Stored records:
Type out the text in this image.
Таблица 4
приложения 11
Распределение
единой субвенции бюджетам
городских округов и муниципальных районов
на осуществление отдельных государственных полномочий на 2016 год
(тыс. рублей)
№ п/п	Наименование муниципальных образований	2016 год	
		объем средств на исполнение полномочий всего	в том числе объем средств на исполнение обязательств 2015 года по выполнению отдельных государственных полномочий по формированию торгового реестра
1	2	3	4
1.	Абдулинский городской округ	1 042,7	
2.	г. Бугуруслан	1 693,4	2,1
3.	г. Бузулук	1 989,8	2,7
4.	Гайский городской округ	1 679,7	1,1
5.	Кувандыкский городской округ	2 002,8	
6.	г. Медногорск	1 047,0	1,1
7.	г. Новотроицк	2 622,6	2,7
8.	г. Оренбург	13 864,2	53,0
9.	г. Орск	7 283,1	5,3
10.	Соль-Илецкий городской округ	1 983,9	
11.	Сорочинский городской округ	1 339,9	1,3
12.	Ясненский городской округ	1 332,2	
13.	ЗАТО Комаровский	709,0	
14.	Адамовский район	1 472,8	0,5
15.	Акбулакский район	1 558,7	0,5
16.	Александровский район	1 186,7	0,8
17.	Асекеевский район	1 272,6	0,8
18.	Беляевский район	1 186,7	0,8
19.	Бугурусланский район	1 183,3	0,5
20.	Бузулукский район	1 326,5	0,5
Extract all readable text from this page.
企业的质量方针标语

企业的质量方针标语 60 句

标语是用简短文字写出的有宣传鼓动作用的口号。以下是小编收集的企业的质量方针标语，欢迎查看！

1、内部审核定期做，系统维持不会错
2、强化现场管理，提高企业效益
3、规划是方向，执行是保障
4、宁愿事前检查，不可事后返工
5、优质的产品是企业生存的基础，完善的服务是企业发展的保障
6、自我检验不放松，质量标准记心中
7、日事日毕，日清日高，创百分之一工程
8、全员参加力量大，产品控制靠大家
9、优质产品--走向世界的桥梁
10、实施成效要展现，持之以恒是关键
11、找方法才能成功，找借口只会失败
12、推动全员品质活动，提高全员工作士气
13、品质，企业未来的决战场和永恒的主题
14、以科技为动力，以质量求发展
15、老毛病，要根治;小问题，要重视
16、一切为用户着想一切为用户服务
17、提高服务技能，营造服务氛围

[WORK TO BE COMPLETED]:
Return, word for word, each line from the line that contains "Extract all readable text from this page." to the end of the listing above; include both end lines and nothing else.

[EXERCISE RESPONSE]:
Extract all readable text from this page.
企业的质量方针标语

企业的质量方针标语 60 句

标语是用简短文字写出的有宣传鼓动作用的口号。以下是小编收集的企业的质量方针标语，欢迎查看！

1、内部审核定期做，系统维持不会错
2、强化现场管理，提高企业效益
3、规划是方向，执行是保障
4、宁愿事前检查，不可事后返工
5、优质的产品是企业生存的基础，完善的服务是企业发展的保障
6、自我检验不放松，质量标准记心中
7、日事日毕，日清日高，创百分之一工程
8、全员参加力量大，产品控制靠大家
9、优质产品--走向世界的桥梁
10、实施成效要展现，持之以恒是关键
11、找方法才能成功，找借口只会失败
12、推动全员品质活动，提高全员工作士气
13、品质，企业未来的决战场和永恒的主题
14、以科技为动力，以质量求发展
15、老毛病，要根治;小问题，要重视
16、一切为用户着想一切为用户服务
17、提高服务技能，营造服务氛围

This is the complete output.